▶ [Excerpted data]:
#####

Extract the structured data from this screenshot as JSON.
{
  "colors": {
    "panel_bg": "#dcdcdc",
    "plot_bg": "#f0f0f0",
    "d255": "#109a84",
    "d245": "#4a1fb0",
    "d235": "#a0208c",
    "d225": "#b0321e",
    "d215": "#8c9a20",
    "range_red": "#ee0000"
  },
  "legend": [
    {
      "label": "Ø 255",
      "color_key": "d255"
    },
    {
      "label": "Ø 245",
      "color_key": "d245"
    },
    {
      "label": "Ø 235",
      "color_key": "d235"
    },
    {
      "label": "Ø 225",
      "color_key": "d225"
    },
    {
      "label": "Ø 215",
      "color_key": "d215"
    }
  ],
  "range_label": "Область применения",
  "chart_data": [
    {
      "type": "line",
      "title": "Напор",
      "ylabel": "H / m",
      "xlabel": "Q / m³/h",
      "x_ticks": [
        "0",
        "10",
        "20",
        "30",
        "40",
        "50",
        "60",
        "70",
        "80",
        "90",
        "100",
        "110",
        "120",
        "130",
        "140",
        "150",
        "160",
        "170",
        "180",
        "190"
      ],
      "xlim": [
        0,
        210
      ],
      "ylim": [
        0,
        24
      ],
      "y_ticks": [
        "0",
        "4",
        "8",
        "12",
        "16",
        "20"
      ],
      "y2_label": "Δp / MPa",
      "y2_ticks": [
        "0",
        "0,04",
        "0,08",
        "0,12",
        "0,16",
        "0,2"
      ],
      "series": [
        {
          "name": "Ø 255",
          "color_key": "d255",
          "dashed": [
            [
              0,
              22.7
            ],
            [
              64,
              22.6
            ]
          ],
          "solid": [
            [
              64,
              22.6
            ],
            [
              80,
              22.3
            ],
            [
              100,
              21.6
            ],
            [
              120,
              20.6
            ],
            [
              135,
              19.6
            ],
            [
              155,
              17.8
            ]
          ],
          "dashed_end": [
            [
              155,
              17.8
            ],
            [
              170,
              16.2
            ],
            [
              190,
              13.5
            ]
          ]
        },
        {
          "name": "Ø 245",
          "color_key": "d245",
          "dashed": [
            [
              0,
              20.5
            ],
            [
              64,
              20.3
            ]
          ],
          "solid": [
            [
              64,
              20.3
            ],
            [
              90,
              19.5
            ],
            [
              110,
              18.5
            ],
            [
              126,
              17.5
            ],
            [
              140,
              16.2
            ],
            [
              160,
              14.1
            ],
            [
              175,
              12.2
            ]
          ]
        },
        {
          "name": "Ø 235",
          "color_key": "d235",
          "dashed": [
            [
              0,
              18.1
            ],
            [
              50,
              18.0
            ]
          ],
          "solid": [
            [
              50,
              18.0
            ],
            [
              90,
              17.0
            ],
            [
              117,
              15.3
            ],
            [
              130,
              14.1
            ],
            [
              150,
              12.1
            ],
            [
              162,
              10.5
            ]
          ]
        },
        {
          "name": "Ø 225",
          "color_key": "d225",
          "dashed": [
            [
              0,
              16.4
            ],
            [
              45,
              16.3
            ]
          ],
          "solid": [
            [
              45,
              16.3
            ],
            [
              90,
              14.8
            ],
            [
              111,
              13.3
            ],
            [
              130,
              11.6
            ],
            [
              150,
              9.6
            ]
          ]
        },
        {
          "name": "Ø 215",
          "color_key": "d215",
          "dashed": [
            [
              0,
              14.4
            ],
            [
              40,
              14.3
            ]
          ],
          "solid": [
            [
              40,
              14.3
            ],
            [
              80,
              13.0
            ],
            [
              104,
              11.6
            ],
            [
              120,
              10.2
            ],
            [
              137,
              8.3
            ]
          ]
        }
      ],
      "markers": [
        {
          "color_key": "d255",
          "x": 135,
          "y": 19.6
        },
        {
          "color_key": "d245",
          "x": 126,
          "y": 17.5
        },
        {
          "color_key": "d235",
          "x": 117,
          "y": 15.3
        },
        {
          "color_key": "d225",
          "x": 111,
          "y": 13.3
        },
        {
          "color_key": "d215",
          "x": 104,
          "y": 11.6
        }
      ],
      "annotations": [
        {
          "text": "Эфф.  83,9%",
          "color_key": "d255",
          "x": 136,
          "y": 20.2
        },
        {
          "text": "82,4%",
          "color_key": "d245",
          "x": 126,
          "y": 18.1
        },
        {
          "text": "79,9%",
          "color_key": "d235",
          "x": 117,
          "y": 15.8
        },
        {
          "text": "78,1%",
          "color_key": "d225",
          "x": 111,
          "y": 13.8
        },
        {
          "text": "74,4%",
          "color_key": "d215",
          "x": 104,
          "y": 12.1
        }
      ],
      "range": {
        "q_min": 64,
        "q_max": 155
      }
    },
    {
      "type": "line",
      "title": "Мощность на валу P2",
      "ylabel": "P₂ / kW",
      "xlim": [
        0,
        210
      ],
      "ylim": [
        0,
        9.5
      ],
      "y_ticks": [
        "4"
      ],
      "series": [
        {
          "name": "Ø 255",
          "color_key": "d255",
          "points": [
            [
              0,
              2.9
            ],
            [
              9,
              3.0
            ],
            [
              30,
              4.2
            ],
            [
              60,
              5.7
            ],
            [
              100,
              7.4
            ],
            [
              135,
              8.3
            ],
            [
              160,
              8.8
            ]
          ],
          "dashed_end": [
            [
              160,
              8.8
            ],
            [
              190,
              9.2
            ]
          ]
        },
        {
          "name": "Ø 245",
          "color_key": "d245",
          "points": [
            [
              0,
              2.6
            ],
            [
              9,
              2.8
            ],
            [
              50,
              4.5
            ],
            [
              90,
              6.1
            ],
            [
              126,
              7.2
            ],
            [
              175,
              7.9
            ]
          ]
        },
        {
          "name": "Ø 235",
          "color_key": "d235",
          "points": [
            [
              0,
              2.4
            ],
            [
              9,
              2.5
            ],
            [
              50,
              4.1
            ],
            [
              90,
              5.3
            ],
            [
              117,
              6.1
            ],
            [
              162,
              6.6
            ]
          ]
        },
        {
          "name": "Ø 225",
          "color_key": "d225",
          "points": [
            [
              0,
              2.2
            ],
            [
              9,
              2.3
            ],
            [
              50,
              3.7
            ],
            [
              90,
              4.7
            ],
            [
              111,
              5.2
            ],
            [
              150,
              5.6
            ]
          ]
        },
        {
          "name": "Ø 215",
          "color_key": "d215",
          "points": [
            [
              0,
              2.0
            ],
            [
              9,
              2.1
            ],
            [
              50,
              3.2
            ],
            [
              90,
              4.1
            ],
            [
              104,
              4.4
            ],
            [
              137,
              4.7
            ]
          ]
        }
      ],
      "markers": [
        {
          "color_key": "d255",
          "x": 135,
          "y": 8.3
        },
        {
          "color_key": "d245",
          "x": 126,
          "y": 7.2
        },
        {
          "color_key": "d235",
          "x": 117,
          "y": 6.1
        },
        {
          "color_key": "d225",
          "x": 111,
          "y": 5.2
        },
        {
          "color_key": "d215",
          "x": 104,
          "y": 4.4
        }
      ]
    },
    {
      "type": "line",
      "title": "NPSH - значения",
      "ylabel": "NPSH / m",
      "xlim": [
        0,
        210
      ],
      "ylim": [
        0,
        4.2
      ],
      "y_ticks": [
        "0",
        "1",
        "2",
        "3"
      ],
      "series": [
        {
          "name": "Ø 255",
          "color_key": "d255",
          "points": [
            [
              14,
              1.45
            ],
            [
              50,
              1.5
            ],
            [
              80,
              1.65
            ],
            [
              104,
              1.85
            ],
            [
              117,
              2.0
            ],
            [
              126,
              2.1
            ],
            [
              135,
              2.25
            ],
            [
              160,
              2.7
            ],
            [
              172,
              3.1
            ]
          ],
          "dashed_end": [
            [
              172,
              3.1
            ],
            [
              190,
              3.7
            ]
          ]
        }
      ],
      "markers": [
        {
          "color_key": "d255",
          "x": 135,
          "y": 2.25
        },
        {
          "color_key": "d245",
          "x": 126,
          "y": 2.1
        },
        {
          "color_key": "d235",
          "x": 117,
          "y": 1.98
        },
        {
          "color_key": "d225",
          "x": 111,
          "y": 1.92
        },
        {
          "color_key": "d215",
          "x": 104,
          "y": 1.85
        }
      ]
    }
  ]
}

#####

▶ [Problem to solve]: From the entries above, pull out each line that includes "title".

▶ [Solution to this problem]:
      "title": "Напор",
      "title": "Мощность на валу P2",
      "title": "NPSH - значения",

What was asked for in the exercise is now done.